■ The problem: Scan the listing below and copy every line holding "城乡社区规划与管理".

══════════════════════════════

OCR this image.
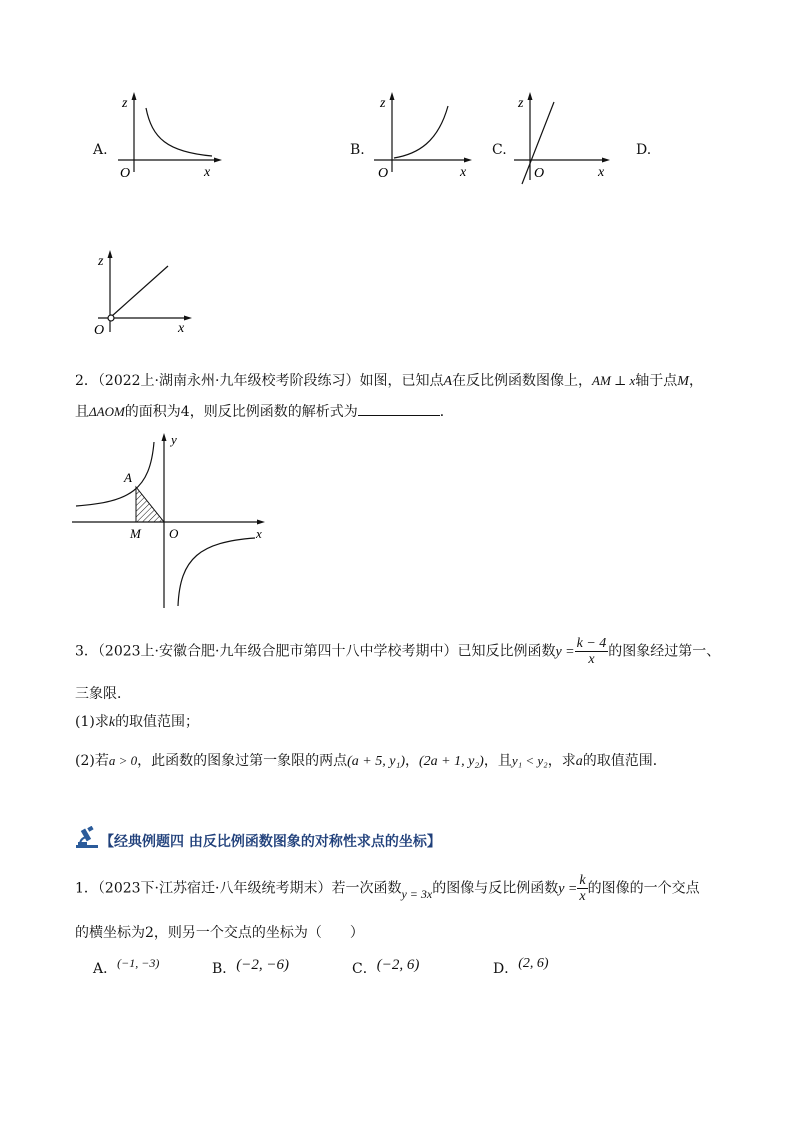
A.
z
O	x
B.
z
O	x
C.
z
O	x
D.
z
O	x
2．（2022上·湖南永州·九年级校考阶段练习）如图，已知点A在反比例函数图像上，AM ⊥ x轴于点M，
且ΔAOM的面积为4，则反比例函数的解析式为	．
A
M O	x
y
3．（2023上·安徽合肥·九年级合肥市第四十八中学校考期中）已知反比例函数$y = \frac{k - 4}{x}$ 的图象经过第一、
三象限．
(1)求k的取值范围；
(2)若a > 0，此函数的图象过第一象限的两点(a + 5, y₁)，(2a + 1, y₂)，且y₁ < y₂，求a的取值范围．
【经典例题四 由反比例函数图象的对称性求点的坐标】
1．（2023下·江苏宿迁·八年级统考期末）若一次函数y = 3x的图像与反比例函数$y = \frac{k}{x}$ 的图像的一个交点
的横坐标为2，则另一个交点的坐标为（　　）
A．(−1, −3)	B．(−2, −6)	C．(−2, 6)	D．(2, 6)
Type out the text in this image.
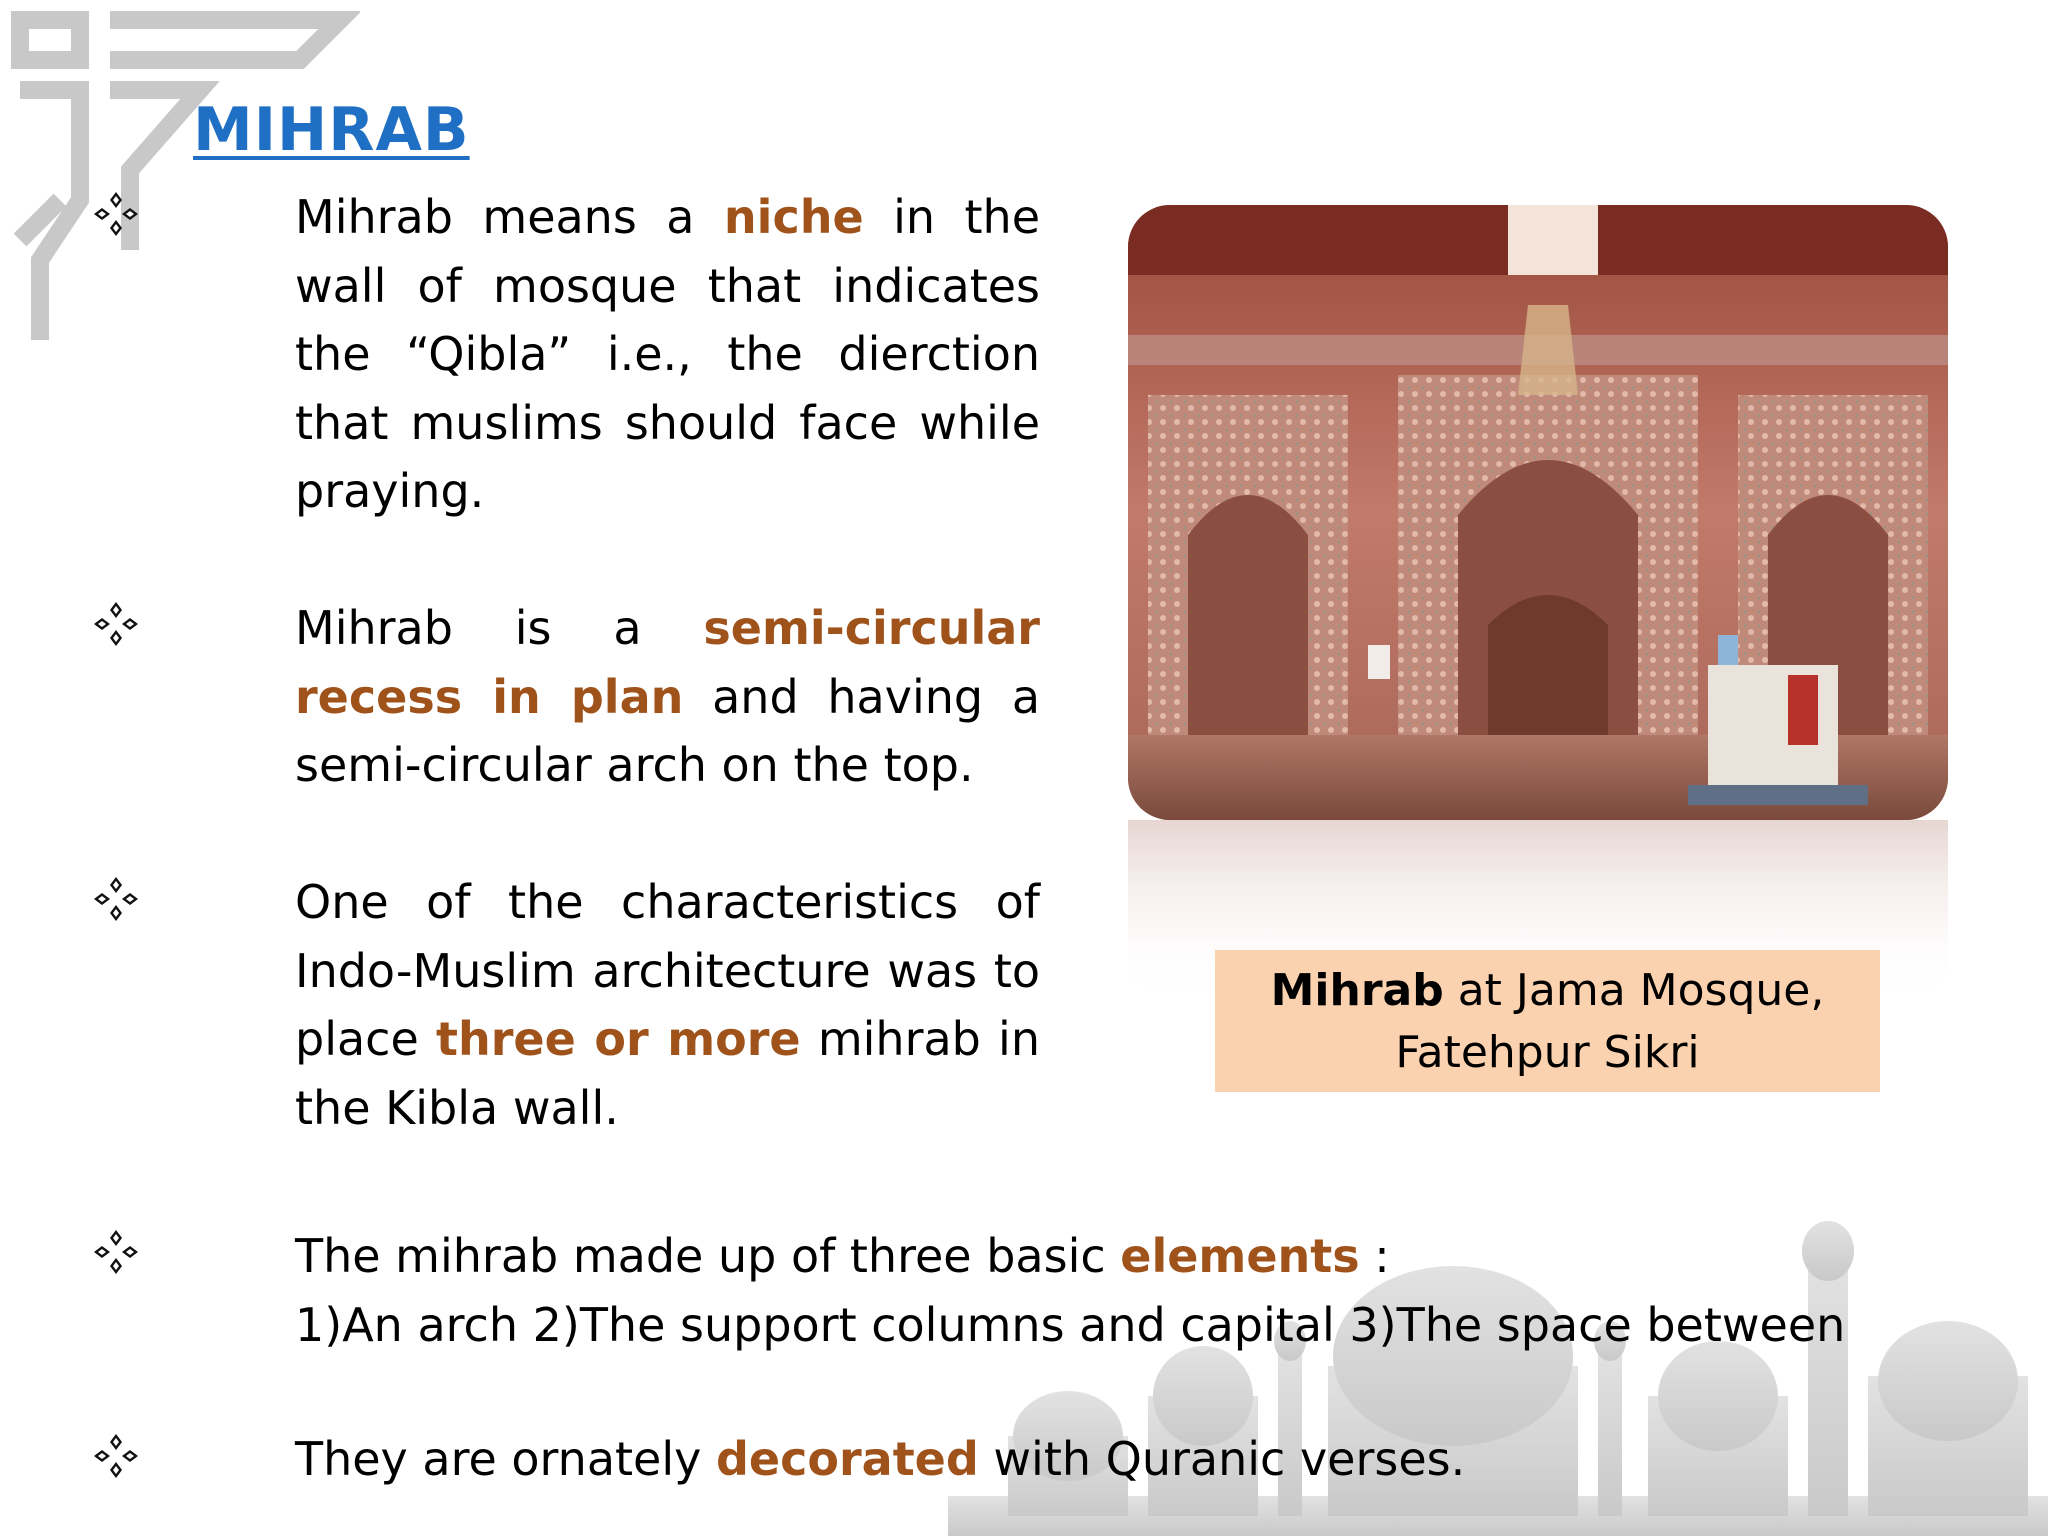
MIHRAB
Mihrab means a niche in the wall of mosque that indicates the “Qibla” i.e., the dierction that muslims should face while praying.
Mihrab is a semi-circular recess in plan and having a semi-circular arch on the top.
One of the characteristics of Indo-Muslim architecture was to place three or more mihrab in the Kibla wall.
The mihrab made up of three basic elements :
1)An arch 2)The support columns and capital 3)The space between
They are ornately decorated with Quranic verses.
Mihrab at Jama Mosque,
Fatehpur Sikri
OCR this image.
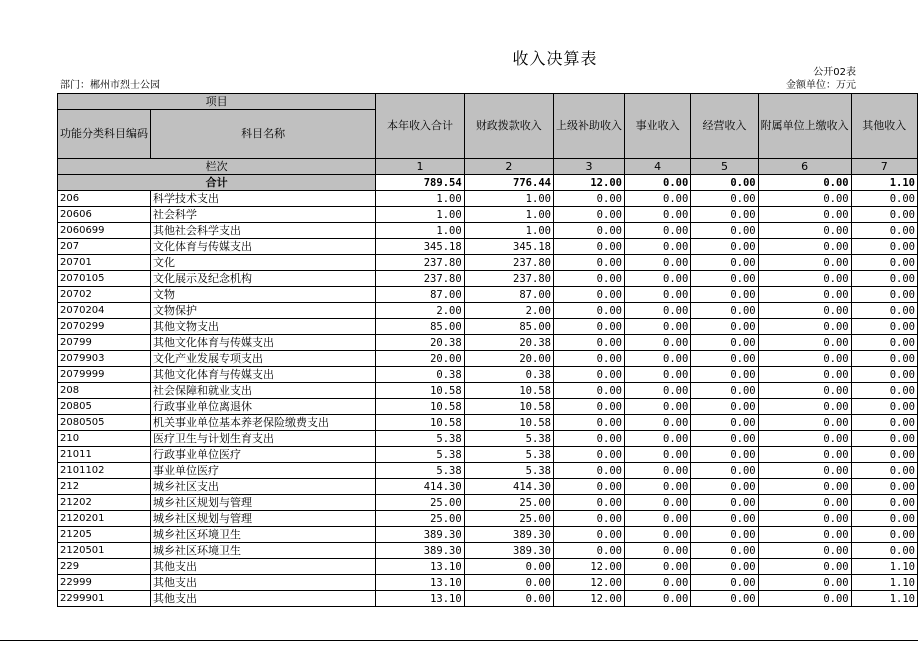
收入决算表
公开02表
部门：郴州市烈士公园	金额单位：万元
项目		本年收入合计	财政拨款收入	上级补助收入	事业收入	经营收入	附属单位上缴收入	其他收入
功能分类科目编码	科目名称							
栏次		1	2	3	4	5	6	7
合计		789.54	776.44	12.00	0.00	0.00	0.00	1.10
206	科学技术支出	1.00	1.00	0.00	0.00	0.00	0.00	0.00
20606	社会科学	1.00	1.00	0.00	0.00	0.00	0.00	0.00
2060699	其他社会科学支出	1.00	1.00	0.00	0.00	0.00	0.00	0.00
207	文化体育与传媒支出	345.18	345.18	0.00	0.00	0.00	0.00	0.00
20701	文化	237.80	237.80	0.00	0.00	0.00	0.00	0.00
2070105	文化展示及纪念机构	237.80	237.80	0.00	0.00	0.00	0.00	0.00
20702	文物	87.00	87.00	0.00	0.00	0.00	0.00	0.00
2070204	文物保护	2.00	2.00	0.00	0.00	0.00	0.00	0.00
2070299	其他文物支出	85.00	85.00	0.00	0.00	0.00	0.00	0.00
20799	其他文化体育与传媒支出	20.38	20.38	0.00	0.00	0.00	0.00	0.00
2079903	文化产业发展专项支出	20.00	20.00	0.00	0.00	0.00	0.00	0.00
2079999	其他文化体育与传媒支出	0.38	0.38	0.00	0.00	0.00	0.00	0.00
208	社会保障和就业支出	10.58	10.58	0.00	0.00	0.00	0.00	0.00
20805	行政事业单位离退休	10.58	10.58	0.00	0.00	0.00	0.00	0.00
2080505	机关事业单位基本养老保险缴费支出	10.58	10.58	0.00	0.00	0.00	0.00	0.00
210	医疗卫生与计划生育支出	5.38	5.38	0.00	0.00	0.00	0.00	0.00
21011	行政事业单位医疗	5.38	5.38	0.00	0.00	0.00	0.00	0.00
2101102	事业单位医疗	5.38	5.38	0.00	0.00	0.00	0.00	0.00
212	城乡社区支出	414.30	414.30	0.00	0.00	0.00	0.00	0.00
21202	城乡社区规划与管理	25.00	25.00	0.00	0.00	0.00	0.00	0.00
2120201	城乡社区规划与管理	25.00	25.00	0.00	0.00	0.00	0.00	0.00
21205	城乡社区环境卫生	389.30	389.30	0.00	0.00	0.00	0.00	0.00
2120501	城乡社区环境卫生	389.30	389.30	0.00	0.00	0.00	0.00	0.00
229	其他支出	13.10	0.00	12.00	0.00	0.00	0.00	1.10
22999	其他支出	13.10	0.00	12.00	0.00	0.00	0.00	1.10
2299901	其他支出	13.10	0.00	12.00	0.00	0.00	0.00	1.10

══════════════════════════════

■ Exercise output:
21202	城乡社区规划与管理	25.00	25.00	0.00	0.00	0.00	0.00	0.00
2120201	城乡社区规划与管理	25.00	25.00	0.00	0.00	0.00	0.00	0.00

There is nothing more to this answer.